_Exercise details_
Using the passage on depth map fusion below, list every type of camera or sensor it names as a possible source of the sensor signals.

_Passage provided_
At 1010, process 1000 may involve control circuitry 910 receiving a plurality of different types of sensor signals from a plurality of sensors 920 (1) -920 (N). Process 1000 may proceed from 1010 to 1020.

At 1020, process 1000 may involve control circuitry 910 generating first depth-related information for a scene and second depth-related information for the scene based on the plurality of sensor signals. Process 1000 may proceed from 1020 to 1030.

At 1030, the process 1000 may involve the control circuitry 910 fusing the first depth-related information and the second depth-related information to generate a fused depth map of the scene.

In some implementations, upon receiving multiple sensor signals of different types from multiple sensors 920 (1) -920 (N), process 1000 may involve control circuitry 910 receiving multiple sensor signals from two or more of the following: RGB camera, gray-scale camera, IR camera, RGB-IR camera, gray-scale IR camera, RGB-DB camera, gray-scale DB camera, and TOF sensor.

In some implementations, the process 1000 may involve the control circuitry 910 performing a plurality of operations in generating the first depth related information and the second depth related information. For example, process 1000 may involve control circuitry 910 generating a first depth map and a first confidence map based on at least a first sensor signal of a plurality of sensor signals 920 (1) -920 (N) of a first type. Additionally, the process 1000 may involve the control circuit 910 generating a second depth map and a second confidence map based on at least a second sensor signal of the plurality of sensor signals 920 (1) -920 (N) of a second type different from the first type.

In some implementations, in generating the first depth map and the first confidence map, the process 1000 may involve the control circuit 910 generating the first depth map and the first confidence map using a structured light method or a TOF method. In some implementations, in generating the second depth map and the second confidence map, the process 1000 may involve the control circuit 910 generating the second depth map and the second confidence map using an active stereoscopic approach or a passive stereoscopic approach.

In some implementations, the process 1000 may involve the control circuitry 910 performing a plurality of operations in fusing the first depth-related information and the second depth-related information to generate a fused depth map. For example, process 1000 may involve control circuitry 910 remapping the first depth map relative to the second depth map to generate the remapped first depth map. Further, the process 1000 may involve the control circuitry 910 fusing the remapped first depth map, second depth map, first confidence map, and second confidence map to provide a fused result. Further, process 1000 may involve control circuitry 910 performing post-processing on the fusion results to generate a fusion depth map.

_Data segment_

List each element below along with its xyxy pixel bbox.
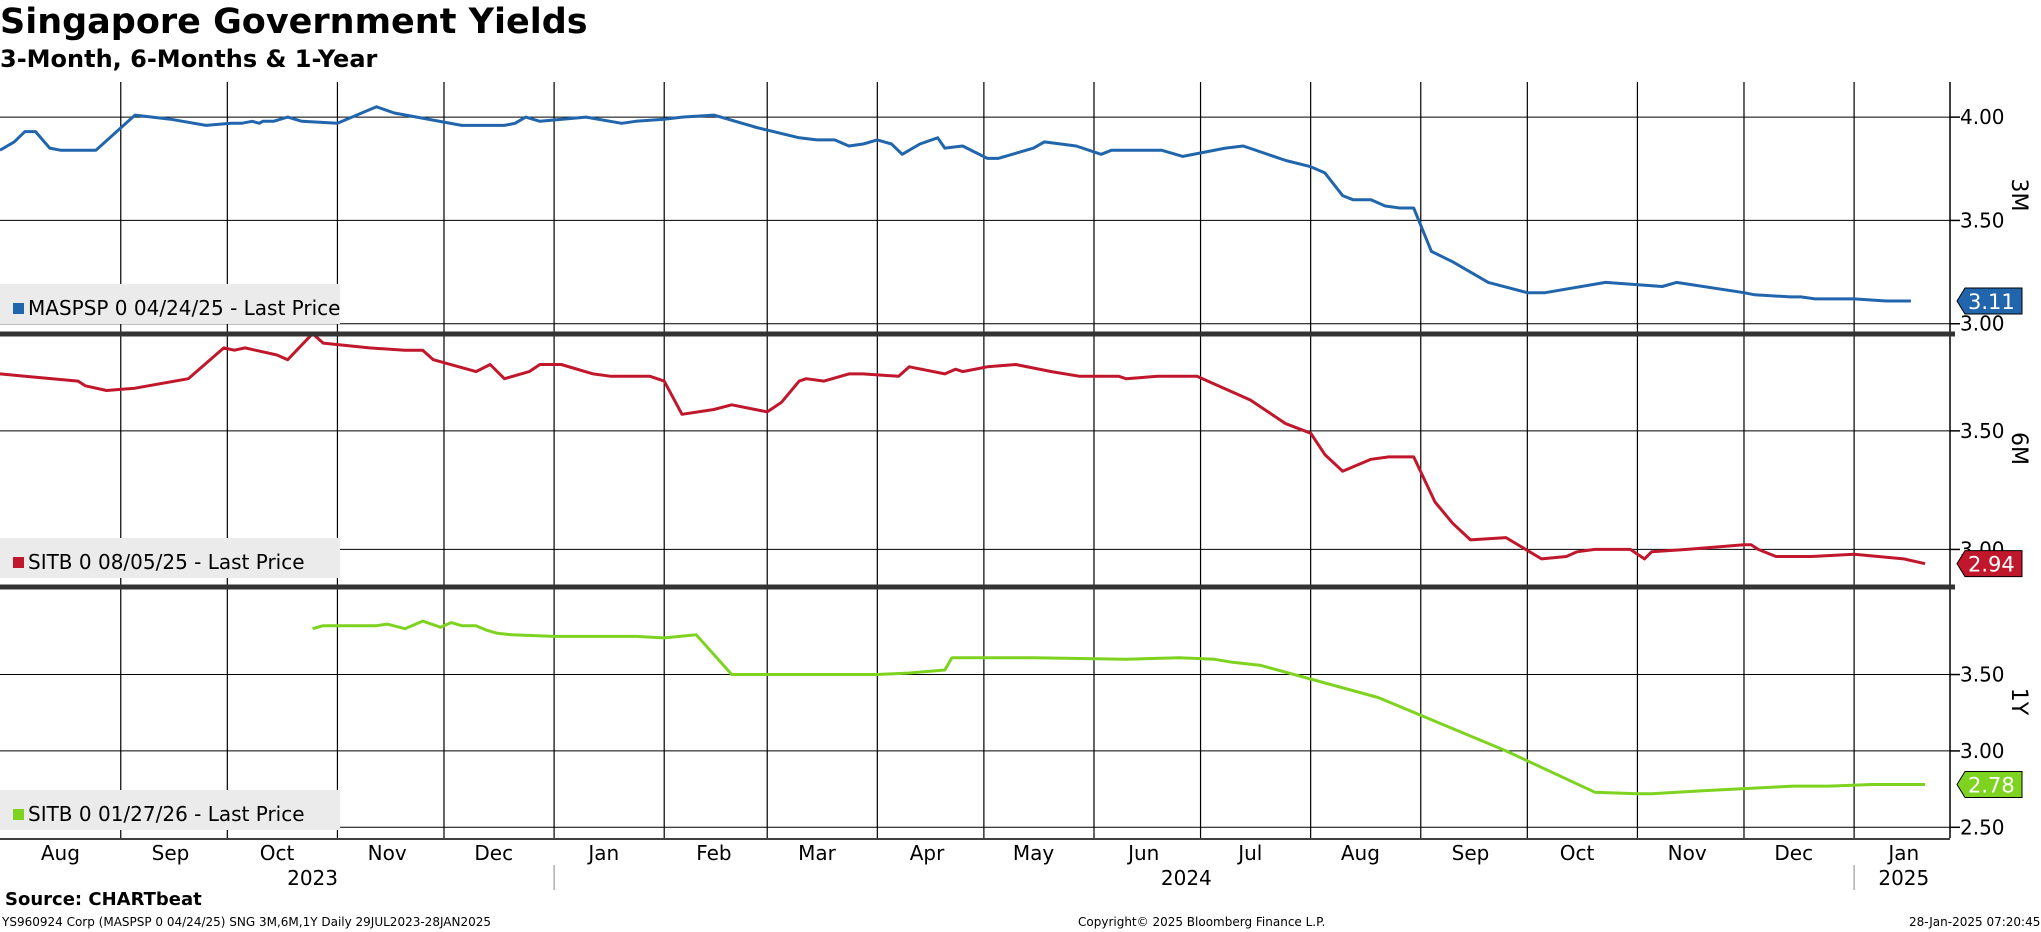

_Answer to the problem_
RGB camera, gray-scale camera, IR camera, RGB-IR camera, gray-scale IR camera, RGB-DB camera, gray-scale DB camera, and TOF sensor.